Given instruction ->
Print the full listing exactly.

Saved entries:
·····
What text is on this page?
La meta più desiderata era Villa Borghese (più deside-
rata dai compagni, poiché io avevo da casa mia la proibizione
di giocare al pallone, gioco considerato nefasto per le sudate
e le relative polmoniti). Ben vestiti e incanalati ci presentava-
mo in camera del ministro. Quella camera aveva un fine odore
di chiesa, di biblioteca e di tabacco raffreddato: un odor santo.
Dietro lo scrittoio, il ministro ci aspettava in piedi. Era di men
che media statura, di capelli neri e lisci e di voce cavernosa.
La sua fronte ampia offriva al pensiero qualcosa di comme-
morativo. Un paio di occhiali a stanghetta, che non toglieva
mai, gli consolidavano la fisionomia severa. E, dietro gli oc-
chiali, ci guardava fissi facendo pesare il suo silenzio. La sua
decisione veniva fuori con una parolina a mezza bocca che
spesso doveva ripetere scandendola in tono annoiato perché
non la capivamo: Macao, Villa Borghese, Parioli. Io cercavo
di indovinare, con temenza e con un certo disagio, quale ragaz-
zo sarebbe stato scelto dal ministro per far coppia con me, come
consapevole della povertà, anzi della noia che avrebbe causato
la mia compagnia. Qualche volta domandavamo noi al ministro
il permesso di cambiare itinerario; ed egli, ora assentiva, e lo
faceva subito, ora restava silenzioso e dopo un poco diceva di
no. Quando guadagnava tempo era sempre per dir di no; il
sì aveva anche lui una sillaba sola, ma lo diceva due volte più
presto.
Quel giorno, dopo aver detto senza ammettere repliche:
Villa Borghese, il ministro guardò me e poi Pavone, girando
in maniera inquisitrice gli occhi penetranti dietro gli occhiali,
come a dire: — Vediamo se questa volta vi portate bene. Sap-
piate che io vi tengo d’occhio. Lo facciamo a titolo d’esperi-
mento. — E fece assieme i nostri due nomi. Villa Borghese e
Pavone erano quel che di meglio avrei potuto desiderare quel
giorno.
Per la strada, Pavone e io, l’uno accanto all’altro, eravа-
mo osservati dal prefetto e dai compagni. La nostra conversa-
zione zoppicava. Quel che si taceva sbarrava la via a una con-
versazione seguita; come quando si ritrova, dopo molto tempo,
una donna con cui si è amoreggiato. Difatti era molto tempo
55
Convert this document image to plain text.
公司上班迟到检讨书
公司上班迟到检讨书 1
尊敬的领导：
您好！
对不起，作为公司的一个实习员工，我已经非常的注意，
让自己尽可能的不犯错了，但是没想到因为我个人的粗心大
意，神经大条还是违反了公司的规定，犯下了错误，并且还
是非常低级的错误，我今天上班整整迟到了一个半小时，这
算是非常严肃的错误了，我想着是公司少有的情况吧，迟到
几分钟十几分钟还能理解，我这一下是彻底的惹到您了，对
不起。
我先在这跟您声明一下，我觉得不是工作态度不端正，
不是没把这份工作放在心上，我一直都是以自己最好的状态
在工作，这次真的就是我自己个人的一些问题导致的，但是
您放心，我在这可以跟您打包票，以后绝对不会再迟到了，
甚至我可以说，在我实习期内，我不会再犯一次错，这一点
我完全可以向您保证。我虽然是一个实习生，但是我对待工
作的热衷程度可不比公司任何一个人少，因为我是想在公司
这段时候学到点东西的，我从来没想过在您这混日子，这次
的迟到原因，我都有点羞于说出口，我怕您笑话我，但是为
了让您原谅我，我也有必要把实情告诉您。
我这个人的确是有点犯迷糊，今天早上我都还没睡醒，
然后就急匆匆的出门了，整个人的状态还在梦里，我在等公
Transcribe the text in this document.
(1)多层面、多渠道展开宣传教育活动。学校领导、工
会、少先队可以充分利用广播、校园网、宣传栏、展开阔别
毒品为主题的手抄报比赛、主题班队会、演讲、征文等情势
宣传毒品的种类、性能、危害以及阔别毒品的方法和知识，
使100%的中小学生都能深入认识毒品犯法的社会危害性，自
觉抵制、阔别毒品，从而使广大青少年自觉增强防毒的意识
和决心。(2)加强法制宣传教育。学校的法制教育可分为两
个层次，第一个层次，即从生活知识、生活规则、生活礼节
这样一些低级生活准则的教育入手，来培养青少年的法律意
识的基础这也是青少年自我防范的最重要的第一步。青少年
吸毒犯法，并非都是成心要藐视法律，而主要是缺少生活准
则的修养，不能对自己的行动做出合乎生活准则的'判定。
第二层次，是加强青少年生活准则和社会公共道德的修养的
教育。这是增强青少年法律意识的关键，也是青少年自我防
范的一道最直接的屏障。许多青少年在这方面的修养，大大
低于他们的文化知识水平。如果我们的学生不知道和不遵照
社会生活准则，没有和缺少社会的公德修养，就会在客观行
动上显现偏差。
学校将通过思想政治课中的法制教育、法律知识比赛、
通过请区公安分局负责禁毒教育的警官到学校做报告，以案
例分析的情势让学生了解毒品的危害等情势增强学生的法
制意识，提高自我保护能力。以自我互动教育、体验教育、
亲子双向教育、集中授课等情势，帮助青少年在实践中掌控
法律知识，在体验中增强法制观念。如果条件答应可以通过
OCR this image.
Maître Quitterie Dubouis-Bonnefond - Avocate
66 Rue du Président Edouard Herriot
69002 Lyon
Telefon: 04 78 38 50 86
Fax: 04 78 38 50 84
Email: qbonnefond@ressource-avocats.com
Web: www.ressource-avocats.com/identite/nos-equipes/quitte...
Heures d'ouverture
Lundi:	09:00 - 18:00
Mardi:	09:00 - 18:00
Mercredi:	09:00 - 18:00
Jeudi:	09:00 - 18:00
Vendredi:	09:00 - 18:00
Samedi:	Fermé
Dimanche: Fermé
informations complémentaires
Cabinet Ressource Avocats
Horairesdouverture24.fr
·····
Worked solution ->
What text is on this page?
La meta più desiderata era Villa Borghese (più deside-
rata dai compagni, poiché io avevo da casa mia la proibizione
di giocare al pallone, gioco considerato nefasto per le sudate
e le relative polmoniti). Ben vestiti e incanalati ci presentava-
mo in camera del ministro. Quella camera aveva un fine odore
di chiesa, di biblioteca e di tabacco raffreddato: un odor santo.
Dietro lo scrittoio, il ministro ci aspettava in piedi. Era di men
che media statura, di capelli neri e lisci e di voce cavernosa.
La sua fronte ampia offriva al pensiero qualcosa di comme-
morativo. Un paio di occhiali a stanghetta, che non toglieva
mai, gli consolidavano la fisionomia severa. E, dietro gli oc-
chiali, ci guardava fissi facendo pesare il suo silenzio. La sua
decisione veniva fuori con una parolina a mezza bocca che
spesso doveva ripetere scandendola in tono annoiato perché
non la capivamo: Macao, Villa Borghese, Parioli. Io cercavo
di indovinare, con temenza e con un certo disagio, quale ragaz-
zo sarebbe stato scelto dal ministro per far coppia con me, come
consapevole della povertà, anzi della noia che avrebbe causato
la mia compagnia. Qualche volta domandavamo noi al ministro
il permesso di cambiare itinerario; ed egli, ora assentiva, e lo
faceva subito, ora restava silenzioso e dopo un poco diceva di
no. Quando guadagnava tempo era sempre per dir di no; il
sì aveva anche lui una sillaba sola, ma lo diceva due volte più
presto.
Quel giorno, dopo aver detto senza ammettere repliche:
Villa Borghese, il ministro guardò me e poi Pavone, girando
in maniera inquisitrice gli occhi penetranti dietro gli occhiali,
come a dire: — Vediamo se questa volta vi portate bene. Sap-
piate che io vi tengo d’occhio. Lo facciamo a titolo d’esperi-
mento. — E fece assieme i nostri due nomi. Villa Borghese e
Pavone erano quel che di meglio avrei potuto desiderare quel
giorno.
Per la strada, Pavone e io, l’uno accanto all’altro, eravа-
mo osservati dal prefetto e dai compagni. La nostra conversa-
zione zoppicava. Quel che si taceva sbarrava la via a una con-
versazione seguita; come quando si ritrova, dopo molto tempo,
una donna con cui si è amoreggiato. Difatti era molto tempo
55
Convert this document image to plain text.
公司上班迟到检讨书
公司上班迟到检讨书 1
尊敬的领导：
您好！
对不起，作为公司的一个实习员工，我已经非常的注意，
让自己尽可能的不犯错了，但是没想到因为我个人的粗心大
意，神经大条还是违反了公司的规定，犯下了错误，并且还
是非常低级的错误，我今天上班整整迟到了一个半小时，这
算是非常严肃的错误了，我想着是公司少有的情况吧，迟到
几分钟十几分钟还能理解，我这一下是彻底的惹到您了，对
不起。
我先在这跟您声明一下，我觉得不是工作态度不端正，
不是没把这份工作放在心上，我一直都是以自己最好的状态
在工作，这次真的就是我自己个人的一些问题导致的，但是
您放心，我在这可以跟您打包票，以后绝对不会再迟到了，
甚至我可以说，在我实习期内，我不会再犯一次错，这一点
我完全可以向您保证。我虽然是一个实习生，但是我对待工
作的热衷程度可不比公司任何一个人少，因为我是想在公司
这段时候学到点东西的，我从来没想过在您这混日子，这次
的迟到原因，我都有点羞于说出口，我怕您笑话我，但是为
了让您原谅我，我也有必要把实情告诉您。
我这个人的确是有点犯迷糊，今天早上我都还没睡醒，
然后就急匆匆的出门了，整个人的状态还在梦里，我在等公
Transcribe the text in this document.
(1)多层面、多渠道展开宣传教育活动。学校领导、工
会、少先队可以充分利用广播、校园网、宣传栏、展开阔别
毒品为主题的手抄报比赛、主题班队会、演讲、征文等情势
宣传毒品的种类、性能、危害以及阔别毒品的方法和知识，
使100%的中小学生都能深入认识毒品犯法的社会危害性，自
觉抵制、阔别毒品，从而使广大青少年自觉增强防毒的意识
和决心。(2)加强法制宣传教育。学校的法制教育可分为两
个层次，第一个层次，即从生活知识、生活规则、生活礼节
这样一些低级生活准则的教育入手，来培养青少年的法律意
识的基础这也是青少年自我防范的最重要的第一步。青少年
吸毒犯法，并非都是成心要藐视法律，而主要是缺少生活准
则的修养，不能对自己的行动做出合乎生活准则的'判定。
第二层次，是加强青少年生活准则和社会公共道德的修养的
教育。这是增强青少年法律意识的关键，也是青少年自我防
范的一道最直接的屏障。许多青少年在这方面的修养，大大
低于他们的文化知识水平。如果我们的学生不知道和不遵照
社会生活准则，没有和缺少社会的公德修养，就会在客观行
动上显现偏差。
学校将通过思想政治课中的法制教育、法律知识比赛、
通过请区公安分局负责禁毒教育的警官到学校做报告，以案
例分析的情势让学生了解毒品的危害等情势增强学生的法
制意识，提高自我保护能力。以自我互动教育、体验教育、
亲子双向教育、集中授课等情势，帮助青少年在实践中掌控
法律知识，在体验中增强法制观念。如果条件答应可以通过
OCR this image.
Maître Quitterie Dubouis-Bonnefond - Avocate
66 Rue du Président Edouard Herriot
69002 Lyon
Telefon: 04 78 38 50 86
Fax: 04 78 38 50 84
Email: qbonnefond@ressource-avocats.com
Web: www.ressource-avocats.com/identite/nos-equipes/quitte...
Heures d'ouverture
Lundi:	09:00 - 18:00
Mardi:	09:00 - 18:00
Mercredi:	09:00 - 18:00
Jeudi:	09:00 - 18:00
Vendredi:	09:00 - 18:00
Samedi:	Fermé
Dimanche: Fermé
informations complémentaires
Cabinet Ressource Avocats
Horairesdouverture24.fr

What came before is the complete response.